■ Task instructions ■
Return the listing verbatim, images left out.

■ Records provided ■
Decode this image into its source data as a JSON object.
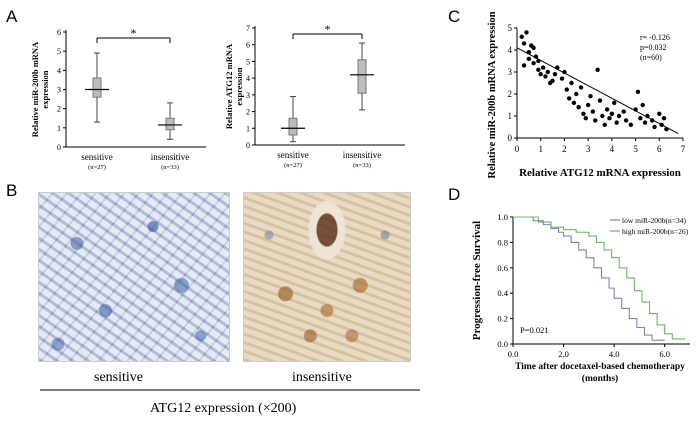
{
  "panels": {
    "A": "A",
    "B": "B",
    "C": "C",
    "D": "D"
  },
  "chart_data": [
    {
      "type": "box",
      "panel": "A-left",
      "ylabel_line1": "Relative miR-200b mRNA",
      "ylabel_line2": "expression",
      "yticks": [
        "0",
        "1",
        "2",
        "3",
        "4",
        "5",
        "6"
      ],
      "ylim": [
        0,
        6
      ],
      "categories": [
        "sensitive",
        "insensitive"
      ],
      "n_labels": [
        "(n=27)",
        "(n=33)"
      ],
      "boxes": [
        {
          "min": 1.3,
          "q1": 2.6,
          "median": 3.0,
          "q3": 3.6,
          "max": 4.9
        },
        {
          "min": 0.4,
          "q1": 0.9,
          "median": 1.15,
          "q3": 1.5,
          "max": 2.3
        }
      ],
      "significance": "*"
    },
    {
      "type": "box",
      "panel": "A-right",
      "ylabel_line1": "Relative ATG12 mRNA",
      "ylabel_line2": "expression",
      "yticks": [
        "0",
        "1",
        "2",
        "3",
        "4",
        "5",
        "6",
        "7"
      ],
      "ylim": [
        0,
        7
      ],
      "categories": [
        "sensitive",
        "insensitive"
      ],
      "n_labels": [
        "(n=27)",
        "(n=33)"
      ],
      "boxes": [
        {
          "min": 0.2,
          "q1": 0.6,
          "median": 1.0,
          "q3": 1.6,
          "max": 2.9
        },
        {
          "min": 2.1,
          "q1": 3.1,
          "median": 4.2,
          "q3": 5.1,
          "max": 6.1
        }
      ],
      "significance": "*"
    },
    {
      "type": "scatter",
      "panel": "C",
      "xlabel": "Relative ATG12 mRNA expression",
      "ylabel_line1": "Relative miR-200b mRNA expression",
      "xticks": [
        "0",
        "1",
        "2",
        "3",
        "4",
        "5",
        "6",
        "7"
      ],
      "yticks": [
        "0",
        "1",
        "2",
        "3",
        "4",
        "5"
      ],
      "xlim": [
        0,
        7
      ],
      "ylim": [
        0,
        5
      ],
      "stats": [
        "r= -0.126",
        "p=0.032",
        "(n=60)"
      ],
      "points": [
        [
          0.2,
          4.6
        ],
        [
          0.3,
          4.3
        ],
        [
          0.4,
          4.8
        ],
        [
          0.5,
          3.9
        ],
        [
          0.6,
          4.2
        ],
        [
          0.7,
          3.4
        ],
        [
          0.8,
          3.7
        ],
        [
          0.9,
          3.1
        ],
        [
          1.0,
          2.9
        ],
        [
          1.1,
          3.2
        ],
        [
          0.3,
          3.3
        ],
        [
          0.5,
          3.6
        ],
        [
          0.7,
          4.1
        ],
        [
          0.9,
          3.5
        ],
        [
          1.2,
          2.8
        ],
        [
          1.3,
          3.0
        ],
        [
          1.5,
          2.6
        ],
        [
          1.6,
          2.9
        ],
        [
          1.7,
          3.2
        ],
        [
          1.9,
          2.7
        ],
        [
          2.0,
          3.0
        ],
        [
          2.1,
          2.2
        ],
        [
          2.2,
          1.8
        ],
        [
          2.3,
          2.5
        ],
        [
          2.4,
          1.6
        ],
        [
          2.5,
          2.0
        ],
        [
          2.6,
          1.4
        ],
        [
          2.7,
          2.3
        ],
        [
          2.8,
          1.1
        ],
        [
          2.9,
          0.9
        ],
        [
          3.0,
          1.5
        ],
        [
          3.1,
          1.9
        ],
        [
          3.2,
          1.2
        ],
        [
          3.3,
          0.8
        ],
        [
          3.4,
          3.1
        ],
        [
          3.5,
          1.7
        ],
        [
          3.6,
          1.0
        ],
        [
          3.7,
          0.6
        ],
        [
          3.8,
          1.3
        ],
        [
          3.9,
          0.9
        ],
        [
          4.0,
          1.1
        ],
        [
          4.1,
          1.6
        ],
        [
          4.2,
          0.7
        ],
        [
          4.3,
          1.0
        ],
        [
          4.5,
          1.2
        ],
        [
          4.6,
          0.8
        ],
        [
          4.8,
          0.6
        ],
        [
          5.0,
          1.3
        ],
        [
          5.1,
          2.1
        ],
        [
          5.2,
          0.9
        ],
        [
          5.3,
          1.5
        ],
        [
          5.4,
          0.7
        ],
        [
          5.5,
          1.0
        ],
        [
          5.7,
          0.8
        ],
        [
          5.8,
          0.5
        ],
        [
          6.0,
          1.1
        ],
        [
          6.1,
          0.6
        ],
        [
          6.2,
          0.9
        ],
        [
          6.3,
          0.4
        ],
        [
          1.4,
          2.5
        ]
      ],
      "fit": {
        "x1": 0,
        "y1": 4.1,
        "x2": 6.8,
        "y2": 0.2
      }
    },
    {
      "type": "line",
      "panel": "D",
      "xlabel_line1": "Time after docetaxel-based chemotherapy",
      "xlabel_line2": "(months)",
      "ylabel": "Progression-free Survival",
      "xticks": [
        "0.0",
        "2.0",
        "4.0",
        "6.0"
      ],
      "yticks": [
        "0.0",
        "0.2",
        "0.4",
        "0.6",
        "0.8",
        "1.0"
      ],
      "xlim": [
        0,
        7
      ],
      "ylim": [
        0,
        1
      ],
      "pvalue": "P=0.021",
      "series": [
        {
          "name": "low miR-200b(n=34)",
          "color": "#8080c0",
          "steps": [
            [
              0,
              1.0
            ],
            [
              0.8,
              0.97
            ],
            [
              1.2,
              0.94
            ],
            [
              1.5,
              0.91
            ],
            [
              1.8,
              0.88
            ],
            [
              2.0,
              0.85
            ],
            [
              2.3,
              0.8
            ],
            [
              2.6,
              0.74
            ],
            [
              2.9,
              0.68
            ],
            [
              3.2,
              0.6
            ],
            [
              3.5,
              0.52
            ],
            [
              3.8,
              0.44
            ],
            [
              4.0,
              0.36
            ],
            [
              4.3,
              0.28
            ],
            [
              4.6,
              0.2
            ],
            [
              4.9,
              0.13
            ],
            [
              5.2,
              0.07
            ],
            [
              5.5,
              0.03
            ],
            [
              6.0,
              0.03
            ]
          ]
        },
        {
          "name": "high miR-200b(n=26)",
          "color": "#66b866",
          "steps": [
            [
              0,
              1.0
            ],
            [
              1.0,
              0.96
            ],
            [
              1.5,
              0.92
            ],
            [
              2.0,
              0.9
            ],
            [
              2.5,
              0.88
            ],
            [
              3.0,
              0.85
            ],
            [
              3.3,
              0.8
            ],
            [
              3.6,
              0.74
            ],
            [
              3.9,
              0.68
            ],
            [
              4.2,
              0.6
            ],
            [
              4.5,
              0.52
            ],
            [
              4.8,
              0.42
            ],
            [
              5.1,
              0.33
            ],
            [
              5.4,
              0.24
            ],
            [
              5.7,
              0.15
            ],
            [
              6.0,
              0.08
            ],
            [
              6.3,
              0.04
            ],
            [
              6.8,
              0.04
            ]
          ]
        }
      ]
    }
  ],
  "micrographs": {
    "left_label": "sensitive",
    "right_label": "insensitive",
    "caption": "ATG12 expression (×200)"
  }
}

■ Solution to the problem ■
Decode this image into its source data as a JSON object.
{
  "panels": {
    "A": "A",
    "B": "B",
    "C": "C",
    "D": "D"
  },
  "chart_data": [
    {
      "type": "box",
      "panel": "A-left",
      "ylabel_line1": "Relative miR-200b mRNA",
      "ylabel_line2": "expression",
      "yticks": [
        "0",
        "1",
        "2",
        "3",
        "4",
        "5",
        "6"
      ],
      "ylim": [
        0,
        6
      ],
      "categories": [
        "sensitive",
        "insensitive"
      ],
      "n_labels": [
        "(n=27)",
        "(n=33)"
      ],
      "boxes": [
        {
          "min": 1.3,
          "q1": 2.6,
          "median": 3.0,
          "q3": 3.6,
          "max": 4.9
        },
        {
          "min": 0.4,
          "q1": 0.9,
          "median": 1.15,
          "q3": 1.5,
          "max": 2.3
        }
      ],
      "significance": "*"
    },
    {
      "type": "box",
      "panel": "A-right",
      "ylabel_line1": "Relative ATG12 mRNA",
      "ylabel_line2": "expression",
      "yticks": [
        "0",
        "1",
        "2",
        "3",
        "4",
        "5",
        "6",
        "7"
      ],
      "ylim": [
        0,
        7
      ],
      "categories": [
        "sensitive",
        "insensitive"
      ],
      "n_labels": [
        "(n=27)",
        "(n=33)"
      ],
      "boxes": [
        {
          "min": 0.2,
          "q1": 0.6,
          "median": 1.0,
          "q3": 1.6,
          "max": 2.9
        },
        {
          "min": 2.1,
          "q1": 3.1,
          "median": 4.2,
          "q3": 5.1,
          "max": 6.1
        }
      ],
      "significance": "*"
    },
    {
      "type": "scatter",
      "panel": "C",
      "xlabel": "Relative ATG12 mRNA expression",
      "ylabel_line1": "Relative miR-200b mRNA expression",
      "xticks": [
        "0",
        "1",
        "2",
        "3",
        "4",
        "5",
        "6",
        "7"
      ],
      "yticks": [
        "0",
        "1",
        "2",
        "3",
        "4",
        "5"
      ],
      "xlim": [
        0,
        7
      ],
      "ylim": [
        0,
        5
      ],
      "stats": [
        "r= -0.126",
        "p=0.032",
        "(n=60)"
      ],
      "points": [
        [
          0.2,
          4.6
        ],
        [
          0.3,
          4.3
        ],
        [
          0.4,
          4.8
        ],
        [
          0.5,
          3.9
        ],
        [
          0.6,
          4.2
        ],
        [
          0.7,
          3.4
        ],
        [
          0.8,
          3.7
        ],
        [
          0.9,
          3.1
        ],
        [
          1.0,
          2.9
        ],
        [
          1.1,
          3.2
        ],
        [
          0.3,
          3.3
        ],
        [
          0.5,
          3.6
        ],
        [
          0.7,
          4.1
        ],
        [
          0.9,
          3.5
        ],
        [
          1.2,
          2.8
        ],
        [
          1.3,
          3.0
        ],
        [
          1.5,
          2.6
        ],
        [
          1.6,
          2.9
        ],
        [
          1.7,
          3.2
        ],
        [
          1.9,
          2.7
        ],
        [
          2.0,
          3.0
        ],
        [
          2.1,
          2.2
        ],
        [
          2.2,
          1.8
        ],
        [
          2.3,
          2.5
        ],
        [
          2.4,
          1.6
        ],
        [
          2.5,
          2.0
        ],
        [
          2.6,
          1.4
        ],
        [
          2.7,
          2.3
        ],
        [
          2.8,
          1.1
        ],
        [
          2.9,
          0.9
        ],
        [
          3.0,
          1.5
        ],
        [
          3.1,
          1.9
        ],
        [
          3.2,
          1.2
        ],
        [
          3.3,
          0.8
        ],
        [
          3.4,
          3.1
        ],
        [
          3.5,
          1.7
        ],
        [
          3.6,
          1.0
        ],
        [
          3.7,
          0.6
        ],
        [
          3.8,
          1.3
        ],
        [
          3.9,
          0.9
        ],
        [
          4.0,
          1.1
        ],
        [
          4.1,
          1.6
        ],
        [
          4.2,
          0.7
        ],
        [
          4.3,
          1.0
        ],
        [
          4.5,
          1.2
        ],
        [
          4.6,
          0.8
        ],
        [
          4.8,
          0.6
        ],
        [
          5.0,
          1.3
        ],
        [
          5.1,
          2.1
        ],
        [
          5.2,
          0.9
        ],
        [
          5.3,
          1.5
        ],
        [
          5.4,
          0.7
        ],
        [
          5.5,
          1.0
        ],
        [
          5.7,
          0.8
        ],
        [
          5.8,
          0.5
        ],
        [
          6.0,
          1.1
        ],
        [
          6.1,
          0.6
        ],
        [
          6.2,
          0.9
        ],
        [
          6.3,
          0.4
        ],
        [
          1.4,
          2.5
        ]
      ],
      "fit": {
        "x1": 0,
        "y1": 4.1,
        "x2": 6.8,
        "y2": 0.2
      }
    },
    {
      "type": "line",
      "panel": "D",
      "xlabel_line1": "Time after docetaxel-based chemotherapy",
      "xlabel_line2": "(months)",
      "ylabel": "Progression-free Survival",
      "xticks": [
        "0.0",
        "2.0",
        "4.0",
        "6.0"
      ],
      "yticks": [
        "0.0",
        "0.2",
        "0.4",
        "0.6",
        "0.8",
        "1.0"
      ],
      "xlim": [
        0,
        7
      ],
      "ylim": [
        0,
        1
      ],
      "pvalue": "P=0.021",
      "series": [
        {
          "name": "low miR-200b(n=34)",
          "color": "#8080c0",
          "steps": [
            [
              0,
              1.0
            ],
            [
              0.8,
              0.97
            ],
            [
              1.2,
              0.94
            ],
            [
              1.5,
              0.91
            ],
            [
              1.8,
              0.88
            ],
            [
              2.0,
              0.85
            ],
            [
              2.3,
              0.8
            ],
            [
              2.6,
              0.74
            ],
            [
              2.9,
              0.68
            ],
            [
              3.2,
              0.6
            ],
            [
              3.5,
              0.52
            ],
            [
              3.8,
              0.44
            ],
            [
              4.0,
              0.36
            ],
            [
              4.3,
              0.28
            ],
            [
              4.6,
              0.2
            ],
            [
              4.9,
              0.13
            ],
            [
              5.2,
              0.07
            ],
            [
              5.5,
              0.03
            ],
            [
              6.0,
              0.03
            ]
          ]
        },
        {
          "name": "high miR-200b(n=26)",
          "color": "#66b866",
          "steps": [
            [
              0,
              1.0
            ],
            [
              1.0,
              0.96
            ],
            [
              1.5,
              0.92
            ],
            [
              2.0,
              0.9
            ],
            [
              2.5,
              0.88
            ],
            [
              3.0,
              0.85
            ],
            [
              3.3,
              0.8
            ],
            [
              3.6,
              0.74
            ],
            [
              3.9,
              0.68
            ],
            [
              4.2,
              0.6
            ],
            [
              4.5,
              0.52
            ],
            [
              4.8,
              0.42
            ],
            [
              5.1,
              0.33
            ],
            [
              5.4,
              0.24
            ],
            [
              5.7,
              0.15
            ],
            [
              6.0,
              0.08
            ],
            [
              6.3,
              0.04
            ],
            [
              6.8,
              0.04
            ]
          ]
        }
      ]
    }
  ],
  "micrographs": {
    "left_label": "sensitive",
    "right_label": "insensitive",
    "caption": "ATG12 expression (×200)"
  }
}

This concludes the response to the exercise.